• _What to produce_
Every record here should be printed again exactly.

** Begin **

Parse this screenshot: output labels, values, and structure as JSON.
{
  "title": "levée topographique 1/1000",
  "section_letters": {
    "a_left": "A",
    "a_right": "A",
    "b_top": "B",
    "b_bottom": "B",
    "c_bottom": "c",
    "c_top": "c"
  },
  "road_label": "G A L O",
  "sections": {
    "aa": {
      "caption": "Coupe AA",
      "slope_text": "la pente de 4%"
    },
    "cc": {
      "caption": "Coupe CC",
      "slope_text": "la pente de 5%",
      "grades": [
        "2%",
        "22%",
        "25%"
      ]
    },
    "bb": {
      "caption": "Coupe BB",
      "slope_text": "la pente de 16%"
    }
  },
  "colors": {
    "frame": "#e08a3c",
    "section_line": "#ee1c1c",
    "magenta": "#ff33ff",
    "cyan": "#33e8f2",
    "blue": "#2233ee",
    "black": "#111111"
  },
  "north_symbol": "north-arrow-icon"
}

** End **

• _Solution to this task_
Parse this screenshot: output labels, values, and structure as JSON.
{
  "title": "levée topographique 1/1000",
  "section_letters": {
    "a_left": "A",
    "a_right": "A",
    "b_top": "B",
    "b_bottom": "B",
    "c_bottom": "c",
    "c_top": "c"
  },
  "road_label": "G A L O",
  "sections": {
    "aa": {
      "caption": "Coupe AA",
      "slope_text": "la pente de 4%"
    },
    "cc": {
      "caption": "Coupe CC",
      "slope_text": "la pente de 5%",
      "grades": [
        "2%",
        "22%",
        "25%"
      ]
    },
    "bb": {
      "caption": "Coupe BB",
      "slope_text": "la pente de 16%"
    }
  },
  "colors": {
    "frame": "#e08a3c",
    "section_line": "#ee1c1c",
    "magenta": "#ff33ff",
    "cyan": "#33e8f2",
    "blue": "#2233ee",
    "black": "#111111"
  },
  "north_symbol": "north-arrow-icon"
}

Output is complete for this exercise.